Goal |
Count the lines below that contain the word "vflÍt", and reply with that number alone.

Input data |

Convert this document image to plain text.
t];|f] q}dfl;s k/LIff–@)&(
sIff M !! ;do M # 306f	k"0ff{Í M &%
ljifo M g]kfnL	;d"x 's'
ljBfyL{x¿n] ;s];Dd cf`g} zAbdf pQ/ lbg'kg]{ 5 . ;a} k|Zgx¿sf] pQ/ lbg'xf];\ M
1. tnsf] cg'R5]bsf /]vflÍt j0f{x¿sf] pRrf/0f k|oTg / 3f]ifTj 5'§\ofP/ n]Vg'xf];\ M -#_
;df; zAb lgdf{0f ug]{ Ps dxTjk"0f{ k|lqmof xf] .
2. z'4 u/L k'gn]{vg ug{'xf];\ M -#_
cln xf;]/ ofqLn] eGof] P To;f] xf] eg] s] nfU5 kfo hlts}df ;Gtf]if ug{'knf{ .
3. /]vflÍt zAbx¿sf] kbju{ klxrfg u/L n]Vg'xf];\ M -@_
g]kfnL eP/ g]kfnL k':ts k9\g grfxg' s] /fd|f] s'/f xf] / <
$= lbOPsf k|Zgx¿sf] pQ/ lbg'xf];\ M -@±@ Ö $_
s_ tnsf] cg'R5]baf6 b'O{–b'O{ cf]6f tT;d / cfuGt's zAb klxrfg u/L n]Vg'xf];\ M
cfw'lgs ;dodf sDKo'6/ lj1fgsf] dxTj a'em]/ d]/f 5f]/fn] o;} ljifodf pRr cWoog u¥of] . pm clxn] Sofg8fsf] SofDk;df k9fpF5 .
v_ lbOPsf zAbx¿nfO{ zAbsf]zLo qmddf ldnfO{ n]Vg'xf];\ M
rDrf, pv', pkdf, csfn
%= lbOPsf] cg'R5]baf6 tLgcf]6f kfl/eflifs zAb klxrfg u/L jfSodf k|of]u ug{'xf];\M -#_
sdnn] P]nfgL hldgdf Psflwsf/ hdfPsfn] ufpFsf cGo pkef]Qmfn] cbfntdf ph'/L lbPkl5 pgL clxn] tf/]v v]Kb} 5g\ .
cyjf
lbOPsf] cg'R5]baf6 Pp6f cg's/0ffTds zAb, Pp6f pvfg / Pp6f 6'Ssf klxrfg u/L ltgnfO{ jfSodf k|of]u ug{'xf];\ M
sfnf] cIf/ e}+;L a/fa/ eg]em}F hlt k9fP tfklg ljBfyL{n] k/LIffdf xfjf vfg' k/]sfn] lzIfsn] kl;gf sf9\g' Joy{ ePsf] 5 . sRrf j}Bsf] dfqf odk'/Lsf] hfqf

Final result |
2